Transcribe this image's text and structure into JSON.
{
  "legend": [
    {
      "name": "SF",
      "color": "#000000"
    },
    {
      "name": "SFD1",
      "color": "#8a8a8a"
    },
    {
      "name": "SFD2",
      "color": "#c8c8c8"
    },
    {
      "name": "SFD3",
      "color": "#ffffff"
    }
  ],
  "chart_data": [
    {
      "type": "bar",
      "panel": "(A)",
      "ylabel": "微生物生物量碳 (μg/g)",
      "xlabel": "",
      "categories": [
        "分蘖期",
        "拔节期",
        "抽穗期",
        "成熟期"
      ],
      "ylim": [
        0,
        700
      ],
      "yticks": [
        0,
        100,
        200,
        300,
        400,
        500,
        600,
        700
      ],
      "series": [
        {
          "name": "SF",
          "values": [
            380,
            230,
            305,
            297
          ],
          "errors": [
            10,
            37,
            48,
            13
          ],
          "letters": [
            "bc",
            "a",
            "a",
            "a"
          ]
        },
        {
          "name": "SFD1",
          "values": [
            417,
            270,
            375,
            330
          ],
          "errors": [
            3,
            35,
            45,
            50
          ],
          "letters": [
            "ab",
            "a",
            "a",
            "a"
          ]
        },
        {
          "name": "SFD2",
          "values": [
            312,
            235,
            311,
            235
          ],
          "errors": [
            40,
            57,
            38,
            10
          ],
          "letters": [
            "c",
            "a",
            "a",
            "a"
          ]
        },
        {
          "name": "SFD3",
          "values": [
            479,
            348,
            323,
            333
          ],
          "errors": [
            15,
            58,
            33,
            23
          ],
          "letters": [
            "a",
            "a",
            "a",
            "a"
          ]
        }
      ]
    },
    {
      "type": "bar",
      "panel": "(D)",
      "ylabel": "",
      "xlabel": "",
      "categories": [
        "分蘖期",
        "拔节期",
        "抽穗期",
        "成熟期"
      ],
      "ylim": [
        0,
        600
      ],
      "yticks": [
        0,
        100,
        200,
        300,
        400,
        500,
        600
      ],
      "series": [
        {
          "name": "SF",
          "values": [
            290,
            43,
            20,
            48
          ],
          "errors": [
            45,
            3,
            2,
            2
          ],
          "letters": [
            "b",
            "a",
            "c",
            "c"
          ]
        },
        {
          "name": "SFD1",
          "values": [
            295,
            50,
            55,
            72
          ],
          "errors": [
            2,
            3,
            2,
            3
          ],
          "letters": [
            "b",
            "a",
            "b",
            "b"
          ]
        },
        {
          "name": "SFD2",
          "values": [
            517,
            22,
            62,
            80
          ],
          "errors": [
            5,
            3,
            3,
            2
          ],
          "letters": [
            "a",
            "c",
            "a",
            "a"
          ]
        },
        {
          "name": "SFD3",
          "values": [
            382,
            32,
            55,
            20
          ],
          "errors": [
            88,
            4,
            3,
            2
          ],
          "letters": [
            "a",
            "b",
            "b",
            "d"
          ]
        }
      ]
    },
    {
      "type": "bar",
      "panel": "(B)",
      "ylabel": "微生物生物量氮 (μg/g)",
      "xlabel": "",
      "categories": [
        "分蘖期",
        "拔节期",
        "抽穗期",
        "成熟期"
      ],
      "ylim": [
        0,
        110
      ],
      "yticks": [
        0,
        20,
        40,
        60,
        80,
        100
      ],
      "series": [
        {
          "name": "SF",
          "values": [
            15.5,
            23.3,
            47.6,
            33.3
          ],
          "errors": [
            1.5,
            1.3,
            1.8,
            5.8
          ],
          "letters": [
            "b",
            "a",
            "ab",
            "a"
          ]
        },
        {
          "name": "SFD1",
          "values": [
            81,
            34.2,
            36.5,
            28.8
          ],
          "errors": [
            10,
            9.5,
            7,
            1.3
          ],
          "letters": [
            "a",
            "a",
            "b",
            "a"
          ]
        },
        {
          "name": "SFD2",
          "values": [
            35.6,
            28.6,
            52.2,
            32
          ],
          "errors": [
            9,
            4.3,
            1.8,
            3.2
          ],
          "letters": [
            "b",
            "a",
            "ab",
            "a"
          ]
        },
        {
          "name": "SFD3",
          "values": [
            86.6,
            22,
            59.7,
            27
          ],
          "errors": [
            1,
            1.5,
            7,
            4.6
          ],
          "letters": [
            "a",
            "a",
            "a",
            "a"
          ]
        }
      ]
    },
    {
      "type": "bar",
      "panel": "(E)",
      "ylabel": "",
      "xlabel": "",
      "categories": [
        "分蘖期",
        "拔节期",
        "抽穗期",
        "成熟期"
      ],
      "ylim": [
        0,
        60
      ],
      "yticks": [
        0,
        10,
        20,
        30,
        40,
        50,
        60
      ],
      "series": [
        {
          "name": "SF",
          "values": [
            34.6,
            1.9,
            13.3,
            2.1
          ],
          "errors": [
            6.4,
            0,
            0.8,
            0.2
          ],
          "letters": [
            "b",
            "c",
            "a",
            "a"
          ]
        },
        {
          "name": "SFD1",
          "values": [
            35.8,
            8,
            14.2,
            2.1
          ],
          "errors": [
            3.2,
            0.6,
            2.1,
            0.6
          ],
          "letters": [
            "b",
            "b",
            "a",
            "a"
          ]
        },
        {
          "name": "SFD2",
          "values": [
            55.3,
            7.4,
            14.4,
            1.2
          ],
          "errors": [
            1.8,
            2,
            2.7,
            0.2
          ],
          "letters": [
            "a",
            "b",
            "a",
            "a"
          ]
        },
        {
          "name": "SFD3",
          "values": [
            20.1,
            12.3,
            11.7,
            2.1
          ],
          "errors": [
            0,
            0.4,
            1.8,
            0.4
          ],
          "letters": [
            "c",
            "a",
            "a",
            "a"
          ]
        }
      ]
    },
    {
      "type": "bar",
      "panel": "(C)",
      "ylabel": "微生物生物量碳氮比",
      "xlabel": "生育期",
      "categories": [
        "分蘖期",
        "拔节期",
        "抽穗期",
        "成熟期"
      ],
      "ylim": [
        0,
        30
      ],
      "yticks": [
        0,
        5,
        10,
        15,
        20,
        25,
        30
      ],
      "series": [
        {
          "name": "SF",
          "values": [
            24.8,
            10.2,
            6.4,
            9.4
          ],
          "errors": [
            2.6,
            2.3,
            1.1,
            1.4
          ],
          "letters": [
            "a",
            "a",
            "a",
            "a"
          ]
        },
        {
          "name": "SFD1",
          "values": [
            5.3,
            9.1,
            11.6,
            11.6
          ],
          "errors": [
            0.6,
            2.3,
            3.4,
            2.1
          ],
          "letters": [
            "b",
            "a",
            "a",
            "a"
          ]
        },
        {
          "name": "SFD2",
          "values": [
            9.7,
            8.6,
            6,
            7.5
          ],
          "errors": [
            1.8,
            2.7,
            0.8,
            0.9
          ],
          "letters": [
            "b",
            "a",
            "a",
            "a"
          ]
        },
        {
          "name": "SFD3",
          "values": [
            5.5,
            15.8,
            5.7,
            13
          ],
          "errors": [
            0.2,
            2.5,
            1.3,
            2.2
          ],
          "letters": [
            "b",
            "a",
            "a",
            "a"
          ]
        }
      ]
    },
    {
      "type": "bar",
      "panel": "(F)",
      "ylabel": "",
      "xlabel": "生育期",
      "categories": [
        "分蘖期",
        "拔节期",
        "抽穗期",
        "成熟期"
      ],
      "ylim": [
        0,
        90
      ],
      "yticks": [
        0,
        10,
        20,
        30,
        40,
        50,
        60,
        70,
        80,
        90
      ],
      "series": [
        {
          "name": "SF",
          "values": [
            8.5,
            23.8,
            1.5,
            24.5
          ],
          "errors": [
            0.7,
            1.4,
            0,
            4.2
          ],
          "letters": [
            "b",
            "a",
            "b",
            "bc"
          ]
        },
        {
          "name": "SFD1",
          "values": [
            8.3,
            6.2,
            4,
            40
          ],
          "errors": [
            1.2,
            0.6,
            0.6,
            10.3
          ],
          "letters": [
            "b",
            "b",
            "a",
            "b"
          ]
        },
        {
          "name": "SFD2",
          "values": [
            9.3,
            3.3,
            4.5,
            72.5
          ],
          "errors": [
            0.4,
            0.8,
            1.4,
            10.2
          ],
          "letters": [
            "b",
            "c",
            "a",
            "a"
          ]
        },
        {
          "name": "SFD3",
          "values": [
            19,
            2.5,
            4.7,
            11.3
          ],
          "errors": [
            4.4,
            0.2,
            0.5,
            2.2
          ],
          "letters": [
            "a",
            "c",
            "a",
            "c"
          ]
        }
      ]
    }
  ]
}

EXERCISE GOAL: Copy every line from the records above that contains the word "color".

THE SOLUTION:
      "color": "#000000"
      "color": "#8a8a8a"
      "color": "#c8c8c8"
      "color": "#ffffff"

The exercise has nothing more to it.